**PROBLEM STATEMENT**
The listing must be reproduced in full, exactly as it stands.

**GIVEN DATA**
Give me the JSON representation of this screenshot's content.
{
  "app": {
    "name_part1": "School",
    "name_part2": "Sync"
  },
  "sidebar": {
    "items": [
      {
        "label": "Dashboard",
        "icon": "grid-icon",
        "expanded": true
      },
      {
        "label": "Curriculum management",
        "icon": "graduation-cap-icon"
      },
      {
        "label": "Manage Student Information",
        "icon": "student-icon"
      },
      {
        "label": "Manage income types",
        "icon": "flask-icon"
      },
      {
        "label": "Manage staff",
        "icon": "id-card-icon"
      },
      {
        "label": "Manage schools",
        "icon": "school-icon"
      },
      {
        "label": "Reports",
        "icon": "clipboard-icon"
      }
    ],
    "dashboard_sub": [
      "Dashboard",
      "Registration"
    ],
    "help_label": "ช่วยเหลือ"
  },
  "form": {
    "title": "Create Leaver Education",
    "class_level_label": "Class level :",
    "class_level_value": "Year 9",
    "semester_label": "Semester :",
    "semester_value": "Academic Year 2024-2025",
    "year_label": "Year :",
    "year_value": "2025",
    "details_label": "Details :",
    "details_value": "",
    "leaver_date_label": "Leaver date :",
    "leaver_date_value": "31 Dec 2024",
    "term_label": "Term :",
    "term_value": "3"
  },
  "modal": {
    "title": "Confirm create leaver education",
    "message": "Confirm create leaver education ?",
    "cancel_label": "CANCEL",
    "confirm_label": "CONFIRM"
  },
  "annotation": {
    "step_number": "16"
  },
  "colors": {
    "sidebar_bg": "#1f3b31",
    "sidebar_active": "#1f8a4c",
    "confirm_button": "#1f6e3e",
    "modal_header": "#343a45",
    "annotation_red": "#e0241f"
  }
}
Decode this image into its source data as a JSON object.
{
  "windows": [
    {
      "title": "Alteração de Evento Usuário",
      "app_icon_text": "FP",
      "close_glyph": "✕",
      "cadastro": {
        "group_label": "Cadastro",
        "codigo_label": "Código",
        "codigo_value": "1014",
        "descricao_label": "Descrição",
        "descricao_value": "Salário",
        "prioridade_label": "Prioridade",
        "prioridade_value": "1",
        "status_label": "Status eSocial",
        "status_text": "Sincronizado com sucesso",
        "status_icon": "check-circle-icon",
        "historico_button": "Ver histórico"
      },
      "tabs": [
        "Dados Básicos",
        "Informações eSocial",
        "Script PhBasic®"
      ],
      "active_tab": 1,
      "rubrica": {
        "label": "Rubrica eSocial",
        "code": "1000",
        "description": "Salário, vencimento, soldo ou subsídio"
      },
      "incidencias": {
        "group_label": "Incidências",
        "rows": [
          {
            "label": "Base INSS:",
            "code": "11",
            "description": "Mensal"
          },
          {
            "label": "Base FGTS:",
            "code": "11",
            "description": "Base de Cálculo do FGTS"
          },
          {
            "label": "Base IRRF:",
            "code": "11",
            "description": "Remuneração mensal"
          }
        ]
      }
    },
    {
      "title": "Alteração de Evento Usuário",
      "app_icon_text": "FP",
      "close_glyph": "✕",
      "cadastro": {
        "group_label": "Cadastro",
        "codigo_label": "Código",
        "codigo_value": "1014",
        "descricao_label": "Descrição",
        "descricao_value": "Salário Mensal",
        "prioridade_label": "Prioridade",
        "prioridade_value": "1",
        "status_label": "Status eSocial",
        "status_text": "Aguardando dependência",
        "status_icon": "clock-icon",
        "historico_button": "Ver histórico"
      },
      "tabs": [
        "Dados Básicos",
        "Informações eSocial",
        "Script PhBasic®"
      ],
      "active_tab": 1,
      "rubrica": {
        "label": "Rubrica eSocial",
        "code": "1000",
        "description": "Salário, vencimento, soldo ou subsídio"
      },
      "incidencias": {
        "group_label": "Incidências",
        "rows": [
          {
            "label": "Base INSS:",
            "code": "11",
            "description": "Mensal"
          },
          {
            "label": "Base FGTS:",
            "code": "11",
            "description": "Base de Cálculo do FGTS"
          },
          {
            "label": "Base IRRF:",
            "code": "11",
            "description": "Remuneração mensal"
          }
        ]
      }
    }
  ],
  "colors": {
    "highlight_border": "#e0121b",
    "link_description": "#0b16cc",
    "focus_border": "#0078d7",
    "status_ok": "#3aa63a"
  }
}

**SOLUTION TO THE EXERCISE**
Give me the JSON representation of this screenshot's content.
{
  "app": {
    "name_part1": "School",
    "name_part2": "Sync"
  },
  "sidebar": {
    "items": [
      {
        "label": "Dashboard",
        "icon": "grid-icon",
        "expanded": true
      },
      {
        "label": "Curriculum management",
        "icon": "graduation-cap-icon"
      },
      {
        "label": "Manage Student Information",
        "icon": "student-icon"
      },
      {
        "label": "Manage income types",
        "icon": "flask-icon"
      },
      {
        "label": "Manage staff",
        "icon": "id-card-icon"
      },
      {
        "label": "Manage schools",
        "icon": "school-icon"
      },
      {
        "label": "Reports",
        "icon": "clipboard-icon"
      }
    ],
    "dashboard_sub": [
      "Dashboard",
      "Registration"
    ],
    "help_label": "ช่วยเหลือ"
  },
  "form": {
    "title": "Create Leaver Education",
    "class_level_label": "Class level :",
    "class_level_value": "Year 9",
    "semester_label": "Semester :",
    "semester_value": "Academic Year 2024-2025",
    "year_label": "Year :",
    "year_value": "2025",
    "details_label": "Details :",
    "details_value": "",
    "leaver_date_label": "Leaver date :",
    "leaver_date_value": "31 Dec 2024",
    "term_label": "Term :",
    "term_value": "3"
  },
  "modal": {
    "title": "Confirm create leaver education",
    "message": "Confirm create leaver education ?",
    "cancel_label": "CANCEL",
    "confirm_label": "CONFIRM"
  },
  "annotation": {
    "step_number": "16"
  },
  "colors": {
    "sidebar_bg": "#1f3b31",
    "sidebar_active": "#1f8a4c",
    "confirm_button": "#1f6e3e",
    "modal_header": "#343a45",
    "annotation_red": "#e0241f"
  }
}
Decode this image into its source data as a JSON object.
{
  "windows": [
    {
      "title": "Alteração de Evento Usuário",
      "app_icon_text": "FP",
      "close_glyph": "✕",
      "cadastro": {
        "group_label": "Cadastro",
        "codigo_label": "Código",
        "codigo_value": "1014",
        "descricao_label": "Descrição",
        "descricao_value": "Salário",
        "prioridade_label": "Prioridade",
        "prioridade_value": "1",
        "status_label": "Status eSocial",
        "status_text": "Sincronizado com sucesso",
        "status_icon": "check-circle-icon",
        "historico_button": "Ver histórico"
      },
      "tabs": [
        "Dados Básicos",
        "Informações eSocial",
        "Script PhBasic®"
      ],
      "active_tab": 1,
      "rubrica": {
        "label": "Rubrica eSocial",
        "code": "1000",
        "description": "Salário, vencimento, soldo ou subsídio"
      },
      "incidencias": {
        "group_label": "Incidências",
        "rows": [
          {
            "label": "Base INSS:",
            "code": "11",
            "description": "Mensal"
          },
          {
            "label": "Base FGTS:",
            "code": "11",
            "description": "Base de Cálculo do FGTS"
          },
          {
            "label": "Base IRRF:",
            "code": "11",
            "description": "Remuneração mensal"
          }
        ]
      }
    },
    {
      "title": "Alteração de Evento Usuário",
      "app_icon_text": "FP",
      "close_glyph": "✕",
      "cadastro": {
        "group_label": "Cadastro",
        "codigo_label": "Código",
        "codigo_value": "1014",
        "descricao_label": "Descrição",
        "descricao_value": "Salário Mensal",
        "prioridade_label": "Prioridade",
        "prioridade_value": "1",
        "status_label": "Status eSocial",
        "status_text": "Aguardando dependência",
        "status_icon": "clock-icon",
        "historico_button": "Ver histórico"
      },
      "tabs": [
        "Dados Básicos",
        "Informações eSocial",
        "Script PhBasic®"
      ],
      "active_tab": 1,
      "rubrica": {
        "label": "Rubrica eSocial",
        "code": "1000",
        "description": "Salário, vencimento, soldo ou subsídio"
      },
      "incidencias": {
        "group_label": "Incidências",
        "rows": [
          {
            "label": "Base INSS:",
            "code": "11",
            "description": "Mensal"
          },
          {
            "label": "Base FGTS:",
            "code": "11",
            "description": "Base de Cálculo do FGTS"
          },
          {
            "label": "Base IRRF:",
            "code": "11",
            "description": "Remuneração mensal"
          }
        ]
      }
    }
  ],
  "colors": {
    "highlight_border": "#e0121b",
    "link_description": "#0b16cc",
    "focus_border": "#0078d7",
    "status_ok": "#3aa63a"
  }
}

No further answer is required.